To be done: Filter the records below down to lines containing "csoportban".

━━━━━━

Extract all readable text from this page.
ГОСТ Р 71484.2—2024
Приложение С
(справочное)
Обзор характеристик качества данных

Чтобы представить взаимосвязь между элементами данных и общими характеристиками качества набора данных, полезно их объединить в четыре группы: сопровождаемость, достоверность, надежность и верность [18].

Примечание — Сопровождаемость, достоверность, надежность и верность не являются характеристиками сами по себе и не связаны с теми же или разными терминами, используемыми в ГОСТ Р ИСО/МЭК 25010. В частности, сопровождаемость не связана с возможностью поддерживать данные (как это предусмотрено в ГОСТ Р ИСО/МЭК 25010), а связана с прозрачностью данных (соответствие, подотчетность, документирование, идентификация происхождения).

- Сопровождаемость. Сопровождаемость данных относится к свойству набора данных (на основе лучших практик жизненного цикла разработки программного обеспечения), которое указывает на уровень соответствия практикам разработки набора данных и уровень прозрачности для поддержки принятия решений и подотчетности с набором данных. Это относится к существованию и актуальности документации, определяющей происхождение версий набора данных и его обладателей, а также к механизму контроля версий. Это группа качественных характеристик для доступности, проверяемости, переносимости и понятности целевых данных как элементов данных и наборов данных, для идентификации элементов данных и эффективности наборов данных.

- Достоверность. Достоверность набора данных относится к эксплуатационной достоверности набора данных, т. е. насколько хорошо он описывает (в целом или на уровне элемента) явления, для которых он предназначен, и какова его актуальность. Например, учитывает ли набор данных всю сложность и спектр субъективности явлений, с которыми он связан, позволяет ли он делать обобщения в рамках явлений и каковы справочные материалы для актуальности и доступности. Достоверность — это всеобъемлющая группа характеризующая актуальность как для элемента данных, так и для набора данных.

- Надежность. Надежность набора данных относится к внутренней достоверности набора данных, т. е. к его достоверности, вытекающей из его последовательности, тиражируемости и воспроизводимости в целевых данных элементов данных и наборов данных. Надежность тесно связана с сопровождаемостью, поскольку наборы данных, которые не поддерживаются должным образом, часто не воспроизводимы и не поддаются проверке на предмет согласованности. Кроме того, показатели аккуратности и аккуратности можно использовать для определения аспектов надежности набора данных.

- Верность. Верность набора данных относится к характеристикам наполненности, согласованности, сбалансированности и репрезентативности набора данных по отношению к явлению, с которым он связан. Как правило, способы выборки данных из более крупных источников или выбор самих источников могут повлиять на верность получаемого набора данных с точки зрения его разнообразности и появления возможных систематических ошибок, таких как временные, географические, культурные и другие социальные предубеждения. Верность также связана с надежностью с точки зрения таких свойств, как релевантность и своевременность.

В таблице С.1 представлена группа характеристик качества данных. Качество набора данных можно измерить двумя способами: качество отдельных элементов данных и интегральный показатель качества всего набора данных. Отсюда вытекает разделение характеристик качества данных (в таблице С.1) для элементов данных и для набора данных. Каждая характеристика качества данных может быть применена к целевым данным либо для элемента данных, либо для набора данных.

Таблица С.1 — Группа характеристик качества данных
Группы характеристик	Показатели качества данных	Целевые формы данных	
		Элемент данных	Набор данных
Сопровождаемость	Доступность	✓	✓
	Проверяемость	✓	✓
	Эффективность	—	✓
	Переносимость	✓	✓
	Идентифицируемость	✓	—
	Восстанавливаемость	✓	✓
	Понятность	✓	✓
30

━━━━━━

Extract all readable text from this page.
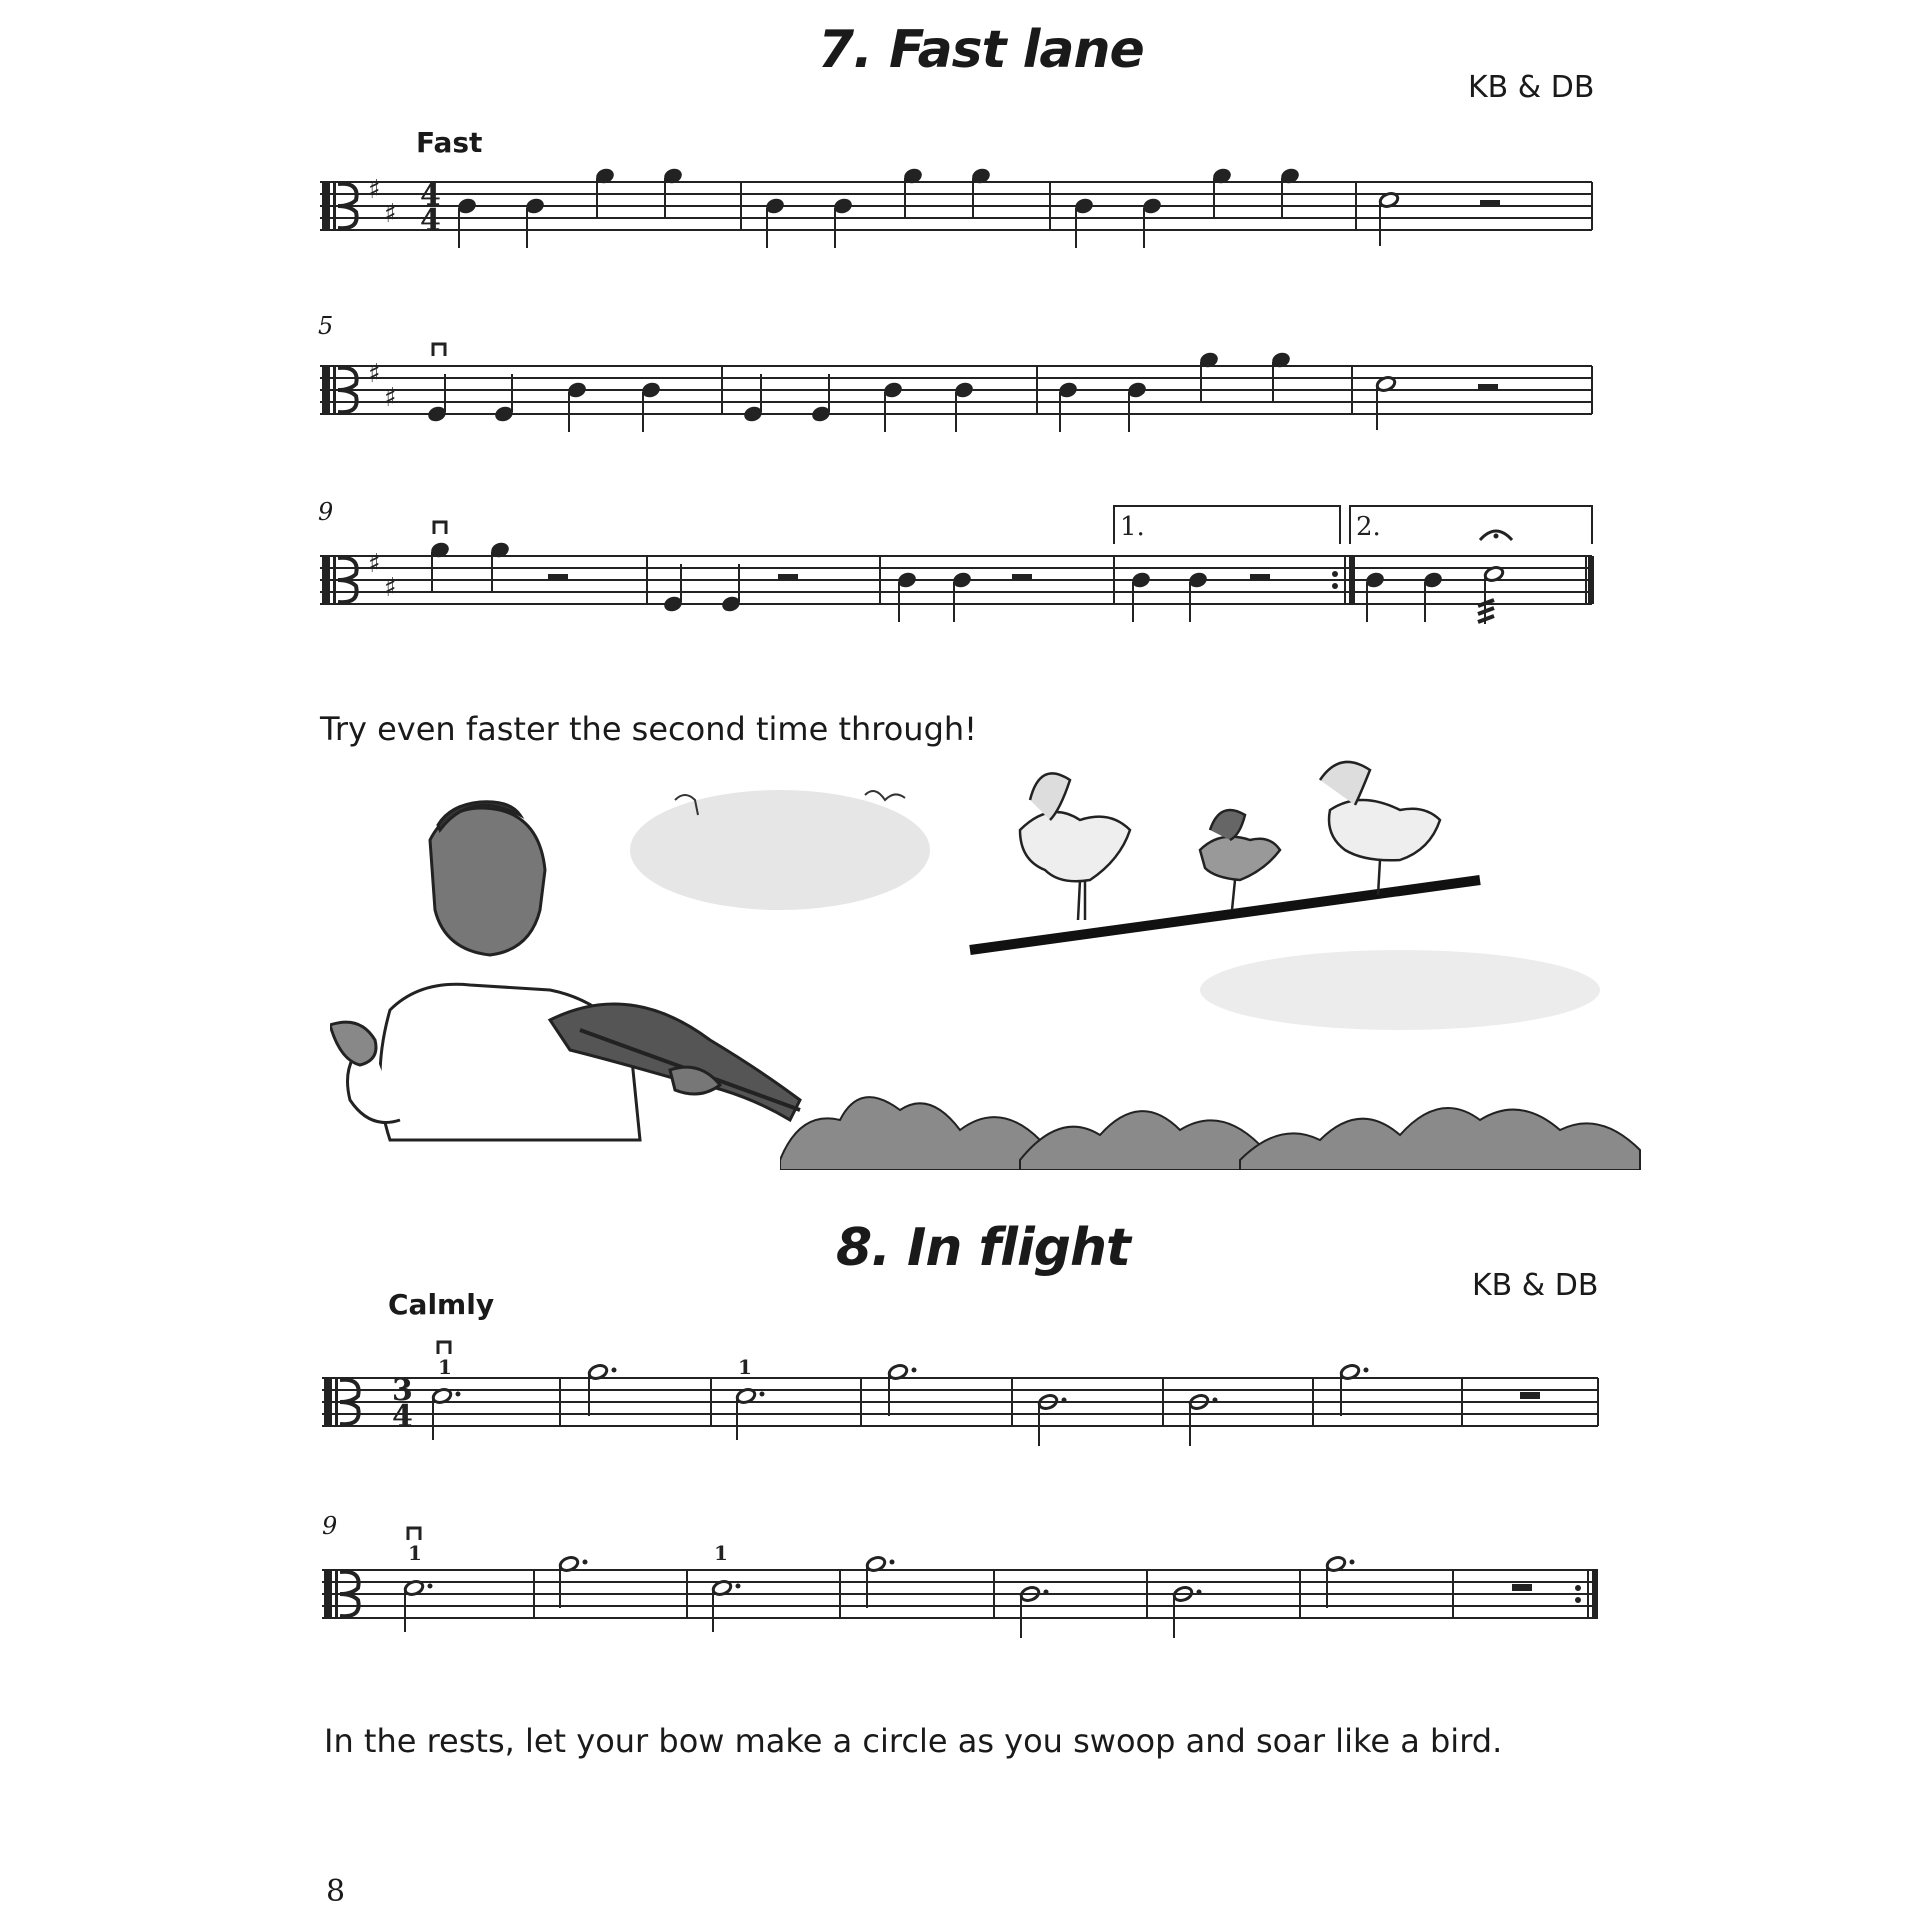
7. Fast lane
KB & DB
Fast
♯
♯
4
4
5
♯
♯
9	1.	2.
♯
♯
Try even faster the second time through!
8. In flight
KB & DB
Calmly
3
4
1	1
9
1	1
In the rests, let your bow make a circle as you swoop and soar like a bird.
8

━━━━━━

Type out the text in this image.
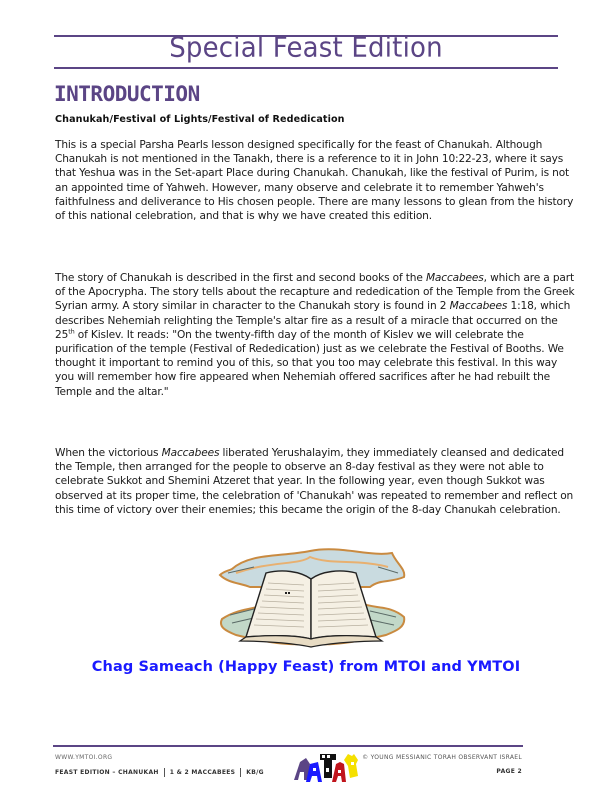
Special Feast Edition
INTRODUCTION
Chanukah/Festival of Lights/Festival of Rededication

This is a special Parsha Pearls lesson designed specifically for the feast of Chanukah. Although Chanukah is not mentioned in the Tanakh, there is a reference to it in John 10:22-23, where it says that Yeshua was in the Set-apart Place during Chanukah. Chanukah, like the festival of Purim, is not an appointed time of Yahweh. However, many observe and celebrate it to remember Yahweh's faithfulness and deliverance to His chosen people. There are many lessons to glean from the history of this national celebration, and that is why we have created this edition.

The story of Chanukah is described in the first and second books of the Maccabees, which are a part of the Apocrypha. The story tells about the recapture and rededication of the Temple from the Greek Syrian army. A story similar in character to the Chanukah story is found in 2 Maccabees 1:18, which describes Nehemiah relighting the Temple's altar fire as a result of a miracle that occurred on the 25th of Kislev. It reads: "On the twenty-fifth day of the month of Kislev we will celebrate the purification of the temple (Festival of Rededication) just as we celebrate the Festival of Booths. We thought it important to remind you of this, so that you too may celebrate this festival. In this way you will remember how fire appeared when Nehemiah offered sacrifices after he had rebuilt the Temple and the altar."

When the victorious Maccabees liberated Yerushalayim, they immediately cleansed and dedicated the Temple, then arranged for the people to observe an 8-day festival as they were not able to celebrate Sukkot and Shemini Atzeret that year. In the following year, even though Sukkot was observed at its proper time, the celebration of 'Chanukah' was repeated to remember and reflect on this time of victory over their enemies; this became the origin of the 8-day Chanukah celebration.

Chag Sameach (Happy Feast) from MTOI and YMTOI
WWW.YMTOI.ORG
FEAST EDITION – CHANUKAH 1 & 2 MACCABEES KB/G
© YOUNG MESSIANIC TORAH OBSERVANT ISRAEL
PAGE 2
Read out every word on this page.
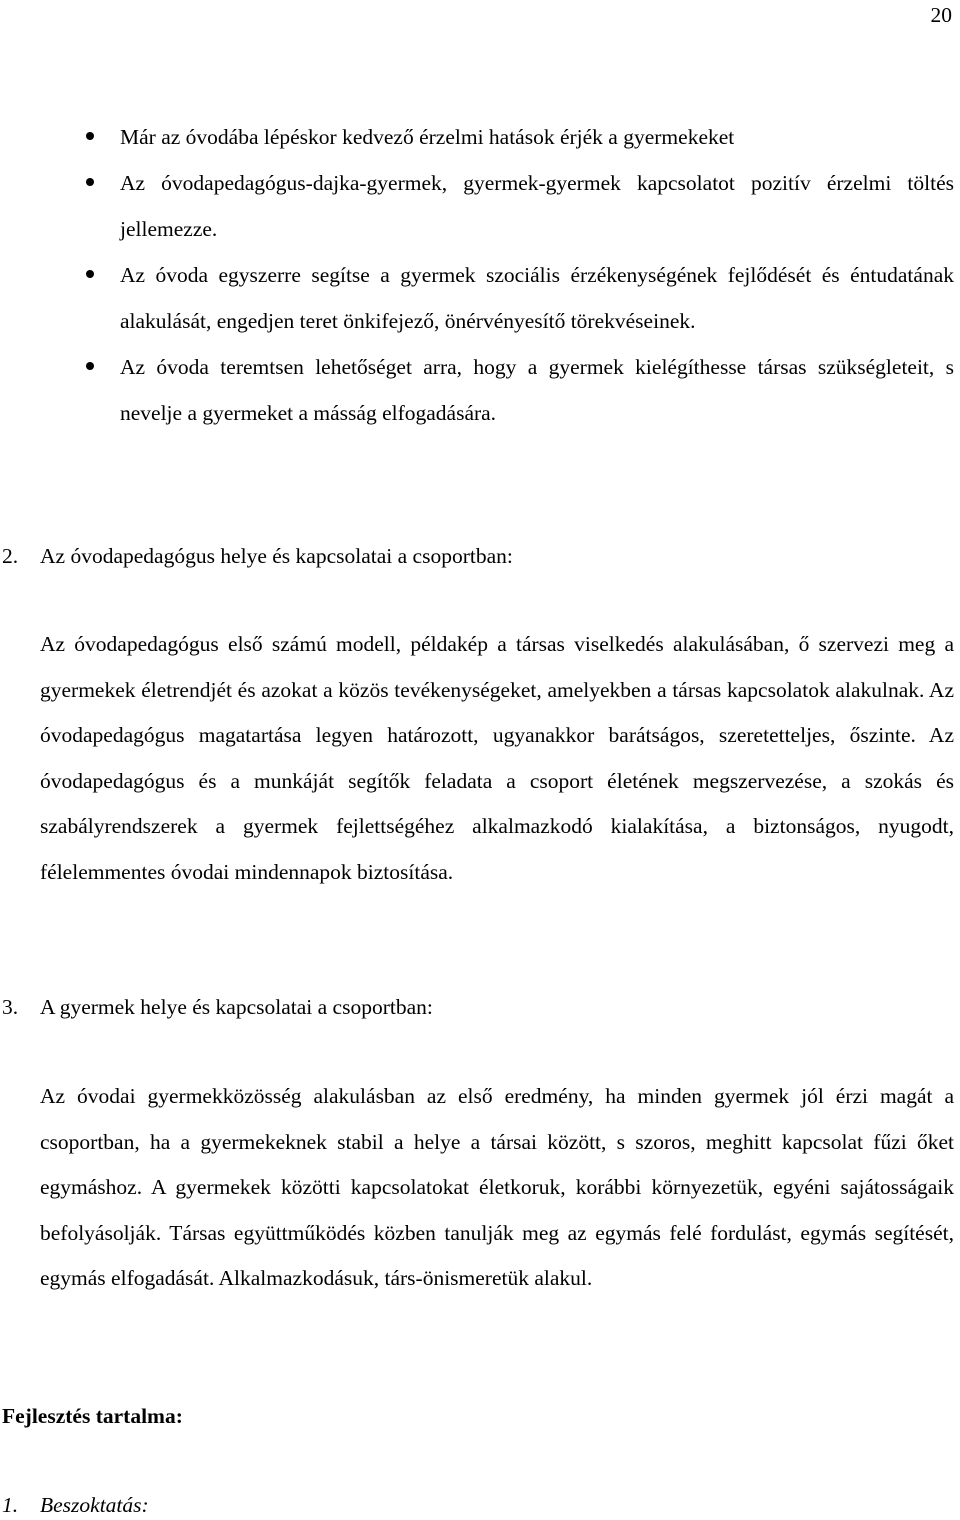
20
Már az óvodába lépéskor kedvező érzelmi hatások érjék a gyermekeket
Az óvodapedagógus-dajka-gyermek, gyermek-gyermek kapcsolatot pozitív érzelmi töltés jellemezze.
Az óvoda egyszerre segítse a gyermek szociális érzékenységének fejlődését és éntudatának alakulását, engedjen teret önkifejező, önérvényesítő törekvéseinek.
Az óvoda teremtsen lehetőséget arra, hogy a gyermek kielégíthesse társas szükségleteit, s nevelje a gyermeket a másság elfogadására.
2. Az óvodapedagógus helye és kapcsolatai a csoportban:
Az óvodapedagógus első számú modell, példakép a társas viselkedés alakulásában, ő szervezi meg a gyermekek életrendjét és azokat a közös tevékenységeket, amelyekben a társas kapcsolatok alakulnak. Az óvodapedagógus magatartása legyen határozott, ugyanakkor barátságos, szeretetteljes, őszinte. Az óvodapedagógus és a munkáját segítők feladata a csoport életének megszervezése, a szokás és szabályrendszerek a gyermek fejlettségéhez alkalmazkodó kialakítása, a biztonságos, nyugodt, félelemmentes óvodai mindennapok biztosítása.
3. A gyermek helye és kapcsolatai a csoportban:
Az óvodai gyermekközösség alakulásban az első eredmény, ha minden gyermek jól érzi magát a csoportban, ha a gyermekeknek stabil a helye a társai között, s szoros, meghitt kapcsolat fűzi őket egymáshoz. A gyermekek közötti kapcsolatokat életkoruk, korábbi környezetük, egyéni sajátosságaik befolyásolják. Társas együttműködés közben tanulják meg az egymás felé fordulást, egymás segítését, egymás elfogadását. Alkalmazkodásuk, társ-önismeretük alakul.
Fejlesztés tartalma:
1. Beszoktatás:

━━━━━━

Solution for this exercise:
2. Az óvodapedagógus helye és kapcsolatai a csoportban:
3. A gyermek helye és kapcsolatai a csoportban:
Az óvodai gyermekközösség alakulásban az első eredmény, ha minden gyermek jól érzi magát a csoportban, ha a gyermekeknek stabil a helye a társai között, s szoros, meghitt kapcsolat fűzi őket egymáshoz. A gyermekek közötti kapcsolatokat életkoruk, korábbi környezetük, egyéni sajátosságaik befolyásolják. Társas együttműködés közben tanulják meg az egymás felé fordulást, egymás segítését, egymás elfogadását. Alkalmazkodásuk, társ-önismeretük alakul.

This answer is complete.